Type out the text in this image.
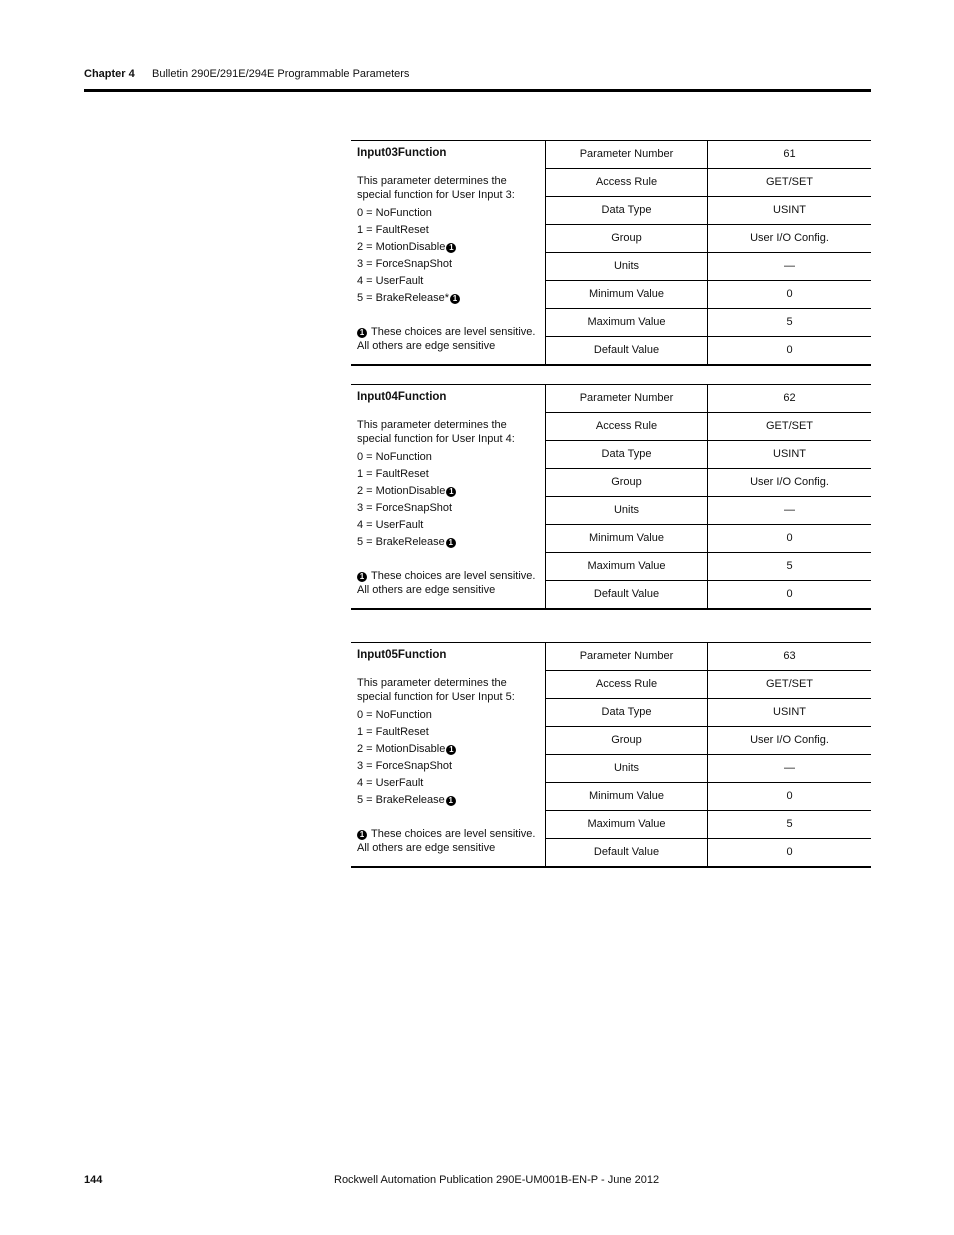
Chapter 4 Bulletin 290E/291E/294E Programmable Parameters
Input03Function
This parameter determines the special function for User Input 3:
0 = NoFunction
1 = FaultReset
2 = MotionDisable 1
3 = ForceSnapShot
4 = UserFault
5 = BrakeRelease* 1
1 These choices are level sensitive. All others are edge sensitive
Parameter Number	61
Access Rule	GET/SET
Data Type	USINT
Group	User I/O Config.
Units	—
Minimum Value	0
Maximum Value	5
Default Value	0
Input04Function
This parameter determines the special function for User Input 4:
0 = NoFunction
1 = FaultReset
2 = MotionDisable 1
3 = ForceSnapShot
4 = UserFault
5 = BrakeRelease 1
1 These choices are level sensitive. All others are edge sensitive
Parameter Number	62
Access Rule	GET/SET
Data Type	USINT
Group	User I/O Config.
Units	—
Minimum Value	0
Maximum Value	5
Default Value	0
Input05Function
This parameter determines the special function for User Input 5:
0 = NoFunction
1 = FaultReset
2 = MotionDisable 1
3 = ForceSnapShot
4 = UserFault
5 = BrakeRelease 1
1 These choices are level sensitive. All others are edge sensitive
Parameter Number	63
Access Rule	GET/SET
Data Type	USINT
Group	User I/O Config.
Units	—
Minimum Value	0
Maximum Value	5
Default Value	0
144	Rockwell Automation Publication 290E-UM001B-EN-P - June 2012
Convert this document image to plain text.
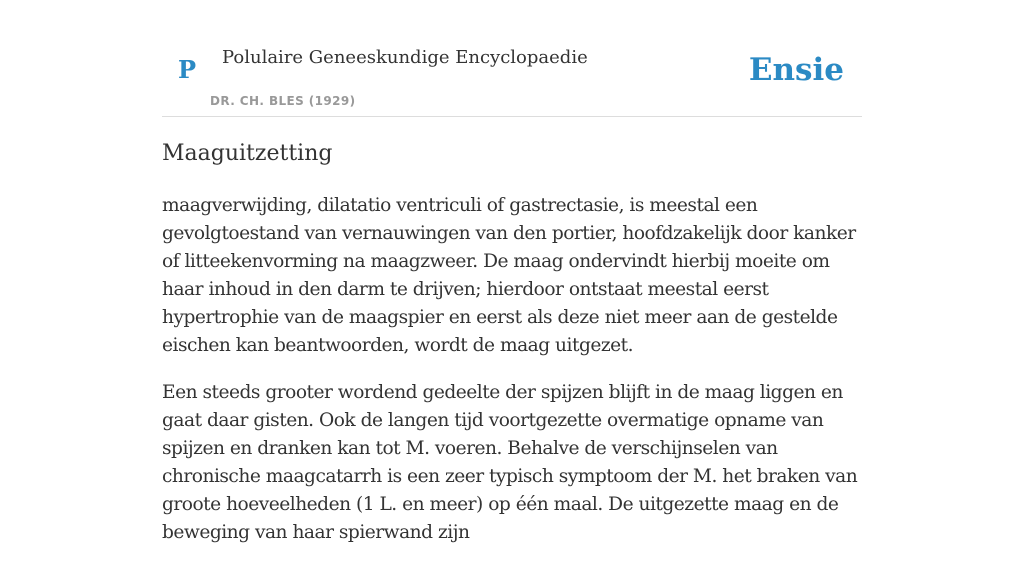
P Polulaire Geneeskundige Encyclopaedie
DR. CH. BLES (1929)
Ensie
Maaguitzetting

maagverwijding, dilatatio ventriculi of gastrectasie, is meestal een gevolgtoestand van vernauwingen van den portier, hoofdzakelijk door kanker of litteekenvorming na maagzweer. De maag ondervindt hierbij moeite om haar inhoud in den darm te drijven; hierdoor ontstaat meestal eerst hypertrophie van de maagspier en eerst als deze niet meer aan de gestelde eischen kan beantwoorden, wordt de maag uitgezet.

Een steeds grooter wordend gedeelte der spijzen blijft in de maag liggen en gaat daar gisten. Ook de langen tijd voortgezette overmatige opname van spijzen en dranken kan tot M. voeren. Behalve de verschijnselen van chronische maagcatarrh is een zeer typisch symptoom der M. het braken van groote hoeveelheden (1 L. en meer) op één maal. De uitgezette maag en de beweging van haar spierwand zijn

--

Retype every entry verbatim and exclude the pictures from the copy.

## RESULT OF THIS EXERCISE
Type out the text in this image.
Chapter 4 Bulletin 290E/291E/294E Programmable Parameters
Input03Function
This parameter determines the special function for User Input 3:
0 = NoFunction
1 = FaultReset
2 = MotionDisable 1
3 = ForceSnapShot
4 = UserFault
5 = BrakeRelease* 1
1 These choices are level sensitive. All others are edge sensitive
Parameter Number	61
Access Rule	GET/SET
Data Type	USINT
Group	User I/O Config.
Units	—
Minimum Value	0
Maximum Value	5
Default Value	0
Input04Function
This parameter determines the special function for User Input 4:
0 = NoFunction
1 = FaultReset
2 = MotionDisable 1
3 = ForceSnapShot
4 = UserFault
5 = BrakeRelease 1
1 These choices are level sensitive. All others are edge sensitive
Parameter Number	62
Access Rule	GET/SET
Data Type	USINT
Group	User I/O Config.
Units	—
Minimum Value	0
Maximum Value	5
Default Value	0
Input05Function
This parameter determines the special function for User Input 5:
0 = NoFunction
1 = FaultReset
2 = MotionDisable 1
3 = ForceSnapShot
4 = UserFault
5 = BrakeRelease 1
1 These choices are level sensitive. All others are edge sensitive
Parameter Number	63
Access Rule	GET/SET
Data Type	USINT
Group	User I/O Config.
Units	—
Minimum Value	0
Maximum Value	5
Default Value	0
144	Rockwell Automation Publication 290E-UM001B-EN-P - June 2012
Convert this document image to plain text.
P Polulaire Geneeskundige Encyclopaedie
DR. CH. BLES (1929)
Ensie
Maaguitzetting

maagverwijding, dilatatio ventriculi of gastrectasie, is meestal een gevolgtoestand van vernauwingen van den portier, hoofdzakelijk door kanker of litteekenvorming na maagzweer. De maag ondervindt hierbij moeite om haar inhoud in den darm te drijven; hierdoor ontstaat meestal eerst hypertrophie van de maagspier en eerst als deze niet meer aan de gestelde eischen kan beantwoorden, wordt de maag uitgezet.

Een steeds grooter wordend gedeelte der spijzen blijft in de maag liggen en gaat daar gisten. Ook de langen tijd voortgezette overmatige opname van spijzen en dranken kan tot M. voeren. Behalve de verschijnselen van chronische maagcatarrh is een zeer typisch symptoom der M. het braken van groote hoeveelheden (1 L. en meer) op één maal. De uitgezette maag en de beweging van haar spierwand zijn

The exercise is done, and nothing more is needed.